Goal of the exercise. Copy out every record below exactly as written, but leave out any pictures.

==*==

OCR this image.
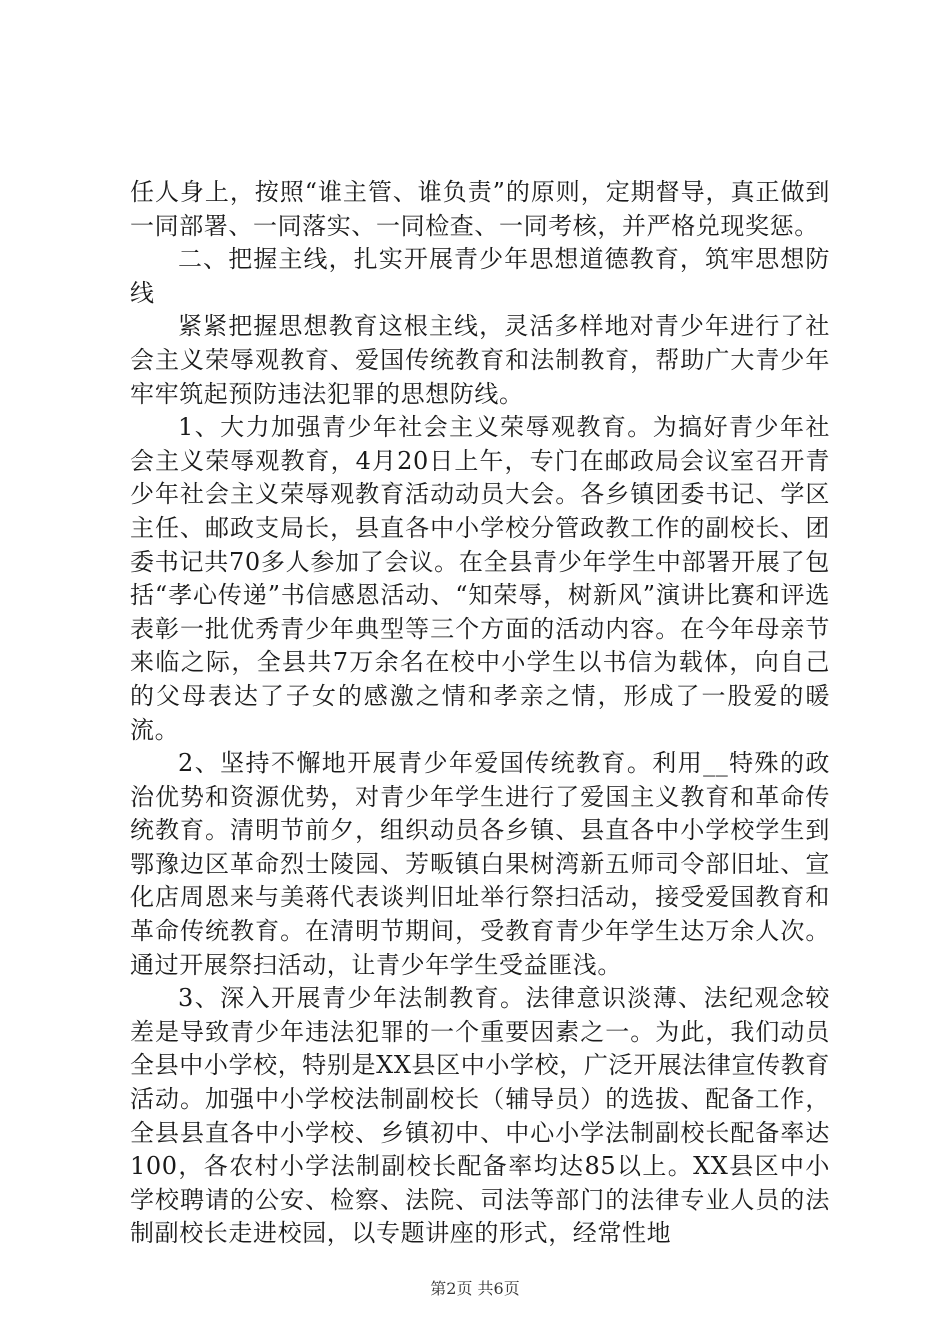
任人身上，按照“谁主管、谁负责”的原则，定期督导，真正做到一同部署、一同落实、一同检查、一同考核，并严格兑现奖惩。

二、把握主线，扎实开展青少年思想道德教育，筑牢思想防线

紧紧把握思想教育这根主线，灵活多样地对青少年进行了社会主义荣辱观教育、爱国传统教育和法制教育，帮助广大青少年牢牢筑起预防违法犯罪的思想防线。

1、大力加强青少年社会主义荣辱观教育。为搞好青少年社会主义荣辱观教育，4月20日上午，专门在邮政局会议室召开青少年社会主义荣辱观教育活动动员大会。各乡镇团委书记、学区主任、邮政支局长，县直各中小学校分管政教工作的副校长、团委书记共70多人参加了会议。在全县青少年学生中部署开展了包括“孝心传递”书信感恩活动、“知荣辱，树新风”演讲比赛和评选表彰一批优秀青少年典型等三个方面的活动内容。在今年母亲节来临之际，全县共7万余名在校中小学生以书信为载体，向自己的父母表达了子女的感激之情和孝亲之情，形成了一股爱的暖流。

2、坚持不懈地开展青少年爱国传统教育。利用__特殊的政治优势和资源优势，对青少年学生进行了爱国主义教育和革命传统教育。清明节前夕，组织动员各乡镇、县直各中小学校学生到鄂豫边区革命烈士陵园、芳畈镇白果树湾新五师司令部旧址、宣化店周恩来与美蒋代表谈判旧址举行祭扫活动，接受爱国教育和革命传统教育。在清明节期间，受教育青少年学生达万余人次。通过开展祭扫活动，让青少年学生受益匪浅。

3、深入开展青少年法制教育。法律意识淡薄、法纪观念较差是导致青少年违法犯罪的一个重要因素之一。为此，我们动员全县中小学校，特别是XX县区中小学校，广泛开展法律宣传教育活动。加强中小学校法制副校长（辅导员）的选拔、配备工作，全县县直各中小学校、乡镇初中、中心小学法制副校长配备率达100，各农村小学法制副校长配备率均达85以上。XX县区中小学校聘请的公安、检察、法院、司法等部门的法律专业人员的法制副校长走进校园，以专题讲座的形式，经常性地

第2页 共6页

==*==

Task response.
OCR this image.
任人身上，按照“谁主管、谁负责”的原则，定期督导，真正做到一同部署、一同落实、一同检查、一同考核，并严格兑现奖惩。

二、把握主线，扎实开展青少年思想道德教育，筑牢思想防线

紧紧把握思想教育这根主线，灵活多样地对青少年进行了社会主义荣辱观教育、爱国传统教育和法制教育，帮助广大青少年牢牢筑起预防违法犯罪的思想防线。

1、大力加强青少年社会主义荣辱观教育。为搞好青少年社会主义荣辱观教育，4月20日上午，专门在邮政局会议室召开青少年社会主义荣辱观教育活动动员大会。各乡镇团委书记、学区主任、邮政支局长，县直各中小学校分管政教工作的副校长、团委书记共70多人参加了会议。在全县青少年学生中部署开展了包括“孝心传递”书信感恩活动、“知荣辱，树新风”演讲比赛和评选表彰一批优秀青少年典型等三个方面的活动内容。在今年母亲节来临之际，全县共7万余名在校中小学生以书信为载体，向自己的父母表达了子女的感激之情和孝亲之情，形成了一股爱的暖流。

2、坚持不懈地开展青少年爱国传统教育。利用__特殊的政治优势和资源优势，对青少年学生进行了爱国主义教育和革命传统教育。清明节前夕，组织动员各乡镇、县直各中小学校学生到鄂豫边区革命烈士陵园、芳畈镇白果树湾新五师司令部旧址、宣化店周恩来与美蒋代表谈判旧址举行祭扫活动，接受爱国教育和革命传统教育。在清明节期间，受教育青少年学生达万余人次。通过开展祭扫活动，让青少年学生受益匪浅。

3、深入开展青少年法制教育。法律意识淡薄、法纪观念较差是导致青少年违法犯罪的一个重要因素之一。为此，我们动员全县中小学校，特别是XX县区中小学校，广泛开展法律宣传教育活动。加强中小学校法制副校长（辅导员）的选拔、配备工作，全县县直各中小学校、乡镇初中、中心小学法制副校长配备率达100，各农村小学法制副校长配备率均达85以上。XX县区中小学校聘请的公安、检察、法院、司法等部门的法律专业人员的法制副校长走进校园，以专题讲座的形式，经常性地

第2页 共6页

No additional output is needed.